Select the lines that contain "gusta" and copy each of them.

===== Material to process

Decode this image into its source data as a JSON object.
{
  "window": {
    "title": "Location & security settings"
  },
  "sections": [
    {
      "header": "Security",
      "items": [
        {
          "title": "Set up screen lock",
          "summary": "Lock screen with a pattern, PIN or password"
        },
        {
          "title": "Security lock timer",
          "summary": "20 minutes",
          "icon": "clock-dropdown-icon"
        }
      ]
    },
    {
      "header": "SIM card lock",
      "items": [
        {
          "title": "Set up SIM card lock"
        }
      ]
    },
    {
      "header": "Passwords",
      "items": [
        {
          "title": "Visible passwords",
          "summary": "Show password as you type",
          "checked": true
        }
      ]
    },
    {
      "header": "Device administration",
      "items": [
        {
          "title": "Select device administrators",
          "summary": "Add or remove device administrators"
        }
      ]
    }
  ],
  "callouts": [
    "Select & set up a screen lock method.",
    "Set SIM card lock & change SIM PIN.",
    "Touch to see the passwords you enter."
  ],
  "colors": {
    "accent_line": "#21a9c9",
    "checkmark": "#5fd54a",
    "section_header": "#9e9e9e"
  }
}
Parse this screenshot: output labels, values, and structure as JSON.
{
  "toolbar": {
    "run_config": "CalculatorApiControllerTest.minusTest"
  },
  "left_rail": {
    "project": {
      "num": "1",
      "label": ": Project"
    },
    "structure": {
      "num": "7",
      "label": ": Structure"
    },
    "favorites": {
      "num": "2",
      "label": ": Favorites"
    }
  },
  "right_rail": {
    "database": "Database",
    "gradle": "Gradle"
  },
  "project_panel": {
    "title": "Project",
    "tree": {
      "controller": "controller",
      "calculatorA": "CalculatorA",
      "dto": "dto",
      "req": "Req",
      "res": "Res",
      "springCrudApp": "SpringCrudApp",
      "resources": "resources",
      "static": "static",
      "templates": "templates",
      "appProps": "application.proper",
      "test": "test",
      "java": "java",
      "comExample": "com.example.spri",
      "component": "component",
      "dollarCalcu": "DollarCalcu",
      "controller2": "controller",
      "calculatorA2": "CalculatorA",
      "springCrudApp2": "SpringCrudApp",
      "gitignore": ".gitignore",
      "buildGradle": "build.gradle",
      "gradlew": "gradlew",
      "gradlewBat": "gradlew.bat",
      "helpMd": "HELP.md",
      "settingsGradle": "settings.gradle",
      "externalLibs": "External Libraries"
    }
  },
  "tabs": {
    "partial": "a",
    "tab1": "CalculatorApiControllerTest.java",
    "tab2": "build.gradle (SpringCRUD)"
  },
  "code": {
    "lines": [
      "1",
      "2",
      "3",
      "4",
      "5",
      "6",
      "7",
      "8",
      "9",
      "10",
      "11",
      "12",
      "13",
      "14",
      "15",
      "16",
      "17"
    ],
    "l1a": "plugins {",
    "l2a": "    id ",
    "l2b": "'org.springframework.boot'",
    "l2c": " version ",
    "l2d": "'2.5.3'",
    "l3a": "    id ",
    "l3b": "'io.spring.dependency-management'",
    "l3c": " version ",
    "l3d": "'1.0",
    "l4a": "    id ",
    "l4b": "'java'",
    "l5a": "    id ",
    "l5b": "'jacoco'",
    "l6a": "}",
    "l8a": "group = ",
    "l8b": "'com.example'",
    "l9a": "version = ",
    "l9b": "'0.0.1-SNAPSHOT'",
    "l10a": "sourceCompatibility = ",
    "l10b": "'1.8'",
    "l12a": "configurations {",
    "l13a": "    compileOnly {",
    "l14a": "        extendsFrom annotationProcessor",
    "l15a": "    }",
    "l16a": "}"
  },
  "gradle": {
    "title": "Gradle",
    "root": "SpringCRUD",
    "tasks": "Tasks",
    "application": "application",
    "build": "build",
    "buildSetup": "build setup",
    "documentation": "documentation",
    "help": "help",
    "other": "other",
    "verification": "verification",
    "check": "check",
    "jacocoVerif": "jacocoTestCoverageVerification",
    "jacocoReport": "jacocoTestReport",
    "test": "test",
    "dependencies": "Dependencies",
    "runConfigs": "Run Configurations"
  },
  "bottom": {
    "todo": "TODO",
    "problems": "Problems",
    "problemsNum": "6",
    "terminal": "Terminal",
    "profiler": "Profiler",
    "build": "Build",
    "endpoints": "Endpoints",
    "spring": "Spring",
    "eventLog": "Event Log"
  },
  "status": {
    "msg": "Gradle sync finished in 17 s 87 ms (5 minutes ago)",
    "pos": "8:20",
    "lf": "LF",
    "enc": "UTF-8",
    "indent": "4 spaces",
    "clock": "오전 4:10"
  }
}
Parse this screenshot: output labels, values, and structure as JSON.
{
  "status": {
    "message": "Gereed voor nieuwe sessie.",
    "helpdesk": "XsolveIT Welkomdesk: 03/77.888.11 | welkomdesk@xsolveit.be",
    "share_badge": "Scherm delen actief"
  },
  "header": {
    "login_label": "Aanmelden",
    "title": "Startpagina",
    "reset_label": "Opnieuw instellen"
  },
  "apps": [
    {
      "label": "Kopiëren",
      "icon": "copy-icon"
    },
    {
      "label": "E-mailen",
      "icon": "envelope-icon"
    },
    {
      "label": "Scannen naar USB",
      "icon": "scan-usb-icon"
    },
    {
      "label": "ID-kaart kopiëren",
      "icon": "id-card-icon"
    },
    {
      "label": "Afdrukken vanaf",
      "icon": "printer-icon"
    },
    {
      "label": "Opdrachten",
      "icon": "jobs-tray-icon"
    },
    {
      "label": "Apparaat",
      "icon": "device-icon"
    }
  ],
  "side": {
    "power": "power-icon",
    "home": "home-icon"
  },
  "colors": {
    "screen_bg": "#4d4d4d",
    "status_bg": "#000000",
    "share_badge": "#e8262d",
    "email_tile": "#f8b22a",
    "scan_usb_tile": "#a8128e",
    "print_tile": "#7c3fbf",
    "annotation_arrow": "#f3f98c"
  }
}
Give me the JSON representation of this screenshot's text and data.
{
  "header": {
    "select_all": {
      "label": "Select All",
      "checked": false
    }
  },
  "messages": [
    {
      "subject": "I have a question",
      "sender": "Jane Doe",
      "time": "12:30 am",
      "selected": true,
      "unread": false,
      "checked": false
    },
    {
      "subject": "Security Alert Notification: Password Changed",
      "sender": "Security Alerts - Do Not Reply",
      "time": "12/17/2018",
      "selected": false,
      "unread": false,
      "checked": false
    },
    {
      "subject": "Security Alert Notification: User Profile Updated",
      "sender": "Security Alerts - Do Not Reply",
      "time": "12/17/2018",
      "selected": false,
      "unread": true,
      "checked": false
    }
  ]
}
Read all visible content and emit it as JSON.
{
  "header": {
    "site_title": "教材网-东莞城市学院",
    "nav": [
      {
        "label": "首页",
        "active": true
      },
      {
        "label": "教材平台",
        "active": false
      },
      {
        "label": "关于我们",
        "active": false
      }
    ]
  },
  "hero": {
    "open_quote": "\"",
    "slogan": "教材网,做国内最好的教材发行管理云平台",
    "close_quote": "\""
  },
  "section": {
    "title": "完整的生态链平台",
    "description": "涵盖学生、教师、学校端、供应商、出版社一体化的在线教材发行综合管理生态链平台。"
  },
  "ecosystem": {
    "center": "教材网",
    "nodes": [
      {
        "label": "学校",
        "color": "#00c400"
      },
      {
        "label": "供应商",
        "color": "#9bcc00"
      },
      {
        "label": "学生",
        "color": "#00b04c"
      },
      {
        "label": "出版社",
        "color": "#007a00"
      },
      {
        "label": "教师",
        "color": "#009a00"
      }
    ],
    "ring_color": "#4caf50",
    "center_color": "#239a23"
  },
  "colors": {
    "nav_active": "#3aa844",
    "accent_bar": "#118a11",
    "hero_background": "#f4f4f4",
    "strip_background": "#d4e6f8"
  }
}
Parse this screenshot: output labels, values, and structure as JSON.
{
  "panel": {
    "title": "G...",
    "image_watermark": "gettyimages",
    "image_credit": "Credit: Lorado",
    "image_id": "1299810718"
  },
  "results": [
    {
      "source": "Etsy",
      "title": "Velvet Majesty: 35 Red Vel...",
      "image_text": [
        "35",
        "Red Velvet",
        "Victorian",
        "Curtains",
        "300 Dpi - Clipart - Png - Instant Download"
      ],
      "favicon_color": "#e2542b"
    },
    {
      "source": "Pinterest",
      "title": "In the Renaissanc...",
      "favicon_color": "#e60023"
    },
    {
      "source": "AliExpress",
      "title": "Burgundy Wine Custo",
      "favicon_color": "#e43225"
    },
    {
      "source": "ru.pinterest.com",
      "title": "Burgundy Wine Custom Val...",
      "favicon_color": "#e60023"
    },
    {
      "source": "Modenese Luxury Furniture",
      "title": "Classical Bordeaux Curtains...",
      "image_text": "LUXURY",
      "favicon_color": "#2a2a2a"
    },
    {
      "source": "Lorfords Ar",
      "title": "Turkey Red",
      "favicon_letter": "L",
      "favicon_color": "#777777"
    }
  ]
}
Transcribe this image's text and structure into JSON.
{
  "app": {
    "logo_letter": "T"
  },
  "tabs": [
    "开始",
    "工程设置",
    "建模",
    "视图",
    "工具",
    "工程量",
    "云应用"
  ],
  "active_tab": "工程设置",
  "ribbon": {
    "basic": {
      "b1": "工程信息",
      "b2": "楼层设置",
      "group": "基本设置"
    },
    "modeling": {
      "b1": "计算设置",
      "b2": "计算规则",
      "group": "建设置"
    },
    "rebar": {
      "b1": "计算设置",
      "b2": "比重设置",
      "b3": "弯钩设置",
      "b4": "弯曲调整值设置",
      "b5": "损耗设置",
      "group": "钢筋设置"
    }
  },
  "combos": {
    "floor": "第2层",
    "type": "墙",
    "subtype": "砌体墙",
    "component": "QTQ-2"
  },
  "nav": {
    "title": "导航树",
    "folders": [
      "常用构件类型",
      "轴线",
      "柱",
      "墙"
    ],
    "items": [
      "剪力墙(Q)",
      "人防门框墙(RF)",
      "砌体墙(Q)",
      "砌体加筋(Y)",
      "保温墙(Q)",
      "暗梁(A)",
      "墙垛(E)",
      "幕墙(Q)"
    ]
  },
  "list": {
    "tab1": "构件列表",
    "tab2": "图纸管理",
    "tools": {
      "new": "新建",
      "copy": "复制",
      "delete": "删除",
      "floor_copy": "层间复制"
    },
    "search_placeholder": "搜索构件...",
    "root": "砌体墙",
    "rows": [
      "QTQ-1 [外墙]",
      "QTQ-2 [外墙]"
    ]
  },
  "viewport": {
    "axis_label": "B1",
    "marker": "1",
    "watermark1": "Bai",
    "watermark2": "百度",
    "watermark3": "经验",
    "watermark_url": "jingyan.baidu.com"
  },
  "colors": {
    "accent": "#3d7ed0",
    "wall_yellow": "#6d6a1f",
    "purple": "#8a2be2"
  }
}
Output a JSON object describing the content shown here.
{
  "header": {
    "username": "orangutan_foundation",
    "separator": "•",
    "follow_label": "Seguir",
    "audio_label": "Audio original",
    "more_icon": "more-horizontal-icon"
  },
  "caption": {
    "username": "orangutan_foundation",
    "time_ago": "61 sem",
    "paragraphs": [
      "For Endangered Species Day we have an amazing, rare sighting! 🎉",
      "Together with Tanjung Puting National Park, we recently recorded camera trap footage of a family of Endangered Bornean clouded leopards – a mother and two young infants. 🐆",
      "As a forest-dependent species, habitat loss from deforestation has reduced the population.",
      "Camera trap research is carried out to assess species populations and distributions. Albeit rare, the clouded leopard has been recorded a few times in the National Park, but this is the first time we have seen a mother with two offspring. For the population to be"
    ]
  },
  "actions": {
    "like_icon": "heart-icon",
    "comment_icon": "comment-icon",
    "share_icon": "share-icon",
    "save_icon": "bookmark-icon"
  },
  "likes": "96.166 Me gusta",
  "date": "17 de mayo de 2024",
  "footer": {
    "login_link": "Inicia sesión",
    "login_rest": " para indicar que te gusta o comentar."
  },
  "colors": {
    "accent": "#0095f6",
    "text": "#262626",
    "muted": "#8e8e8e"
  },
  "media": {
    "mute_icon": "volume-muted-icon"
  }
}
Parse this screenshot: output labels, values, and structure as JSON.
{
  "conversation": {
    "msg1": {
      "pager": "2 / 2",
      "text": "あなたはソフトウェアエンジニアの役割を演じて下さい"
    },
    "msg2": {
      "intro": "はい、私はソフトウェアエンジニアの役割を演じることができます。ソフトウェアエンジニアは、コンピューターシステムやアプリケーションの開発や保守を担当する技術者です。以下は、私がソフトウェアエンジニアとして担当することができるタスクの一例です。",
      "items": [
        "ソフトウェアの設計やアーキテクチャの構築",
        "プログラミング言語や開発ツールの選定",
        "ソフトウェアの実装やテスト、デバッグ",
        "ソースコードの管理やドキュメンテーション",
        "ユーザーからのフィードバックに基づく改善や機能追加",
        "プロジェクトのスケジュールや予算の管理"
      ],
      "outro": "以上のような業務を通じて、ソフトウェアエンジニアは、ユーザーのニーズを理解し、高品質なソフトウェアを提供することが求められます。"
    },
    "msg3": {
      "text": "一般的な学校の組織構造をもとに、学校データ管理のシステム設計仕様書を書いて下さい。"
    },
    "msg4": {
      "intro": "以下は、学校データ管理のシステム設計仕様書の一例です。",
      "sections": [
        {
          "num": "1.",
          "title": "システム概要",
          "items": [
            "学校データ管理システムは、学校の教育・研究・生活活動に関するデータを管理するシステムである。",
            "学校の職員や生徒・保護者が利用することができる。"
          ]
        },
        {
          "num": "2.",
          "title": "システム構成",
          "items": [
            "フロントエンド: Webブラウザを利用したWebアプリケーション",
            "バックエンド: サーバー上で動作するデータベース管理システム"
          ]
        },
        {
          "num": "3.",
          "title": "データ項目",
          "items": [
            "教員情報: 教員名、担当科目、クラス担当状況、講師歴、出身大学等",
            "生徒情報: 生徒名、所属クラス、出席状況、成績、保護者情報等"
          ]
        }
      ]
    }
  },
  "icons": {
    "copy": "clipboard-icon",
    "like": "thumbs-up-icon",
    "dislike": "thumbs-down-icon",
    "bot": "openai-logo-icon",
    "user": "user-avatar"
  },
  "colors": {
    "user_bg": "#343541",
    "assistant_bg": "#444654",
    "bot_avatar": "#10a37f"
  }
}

==========

_Output below_
  "likes": "96.166 Me gusta",
    "login_rest": " para indicar que te gusta o comentar."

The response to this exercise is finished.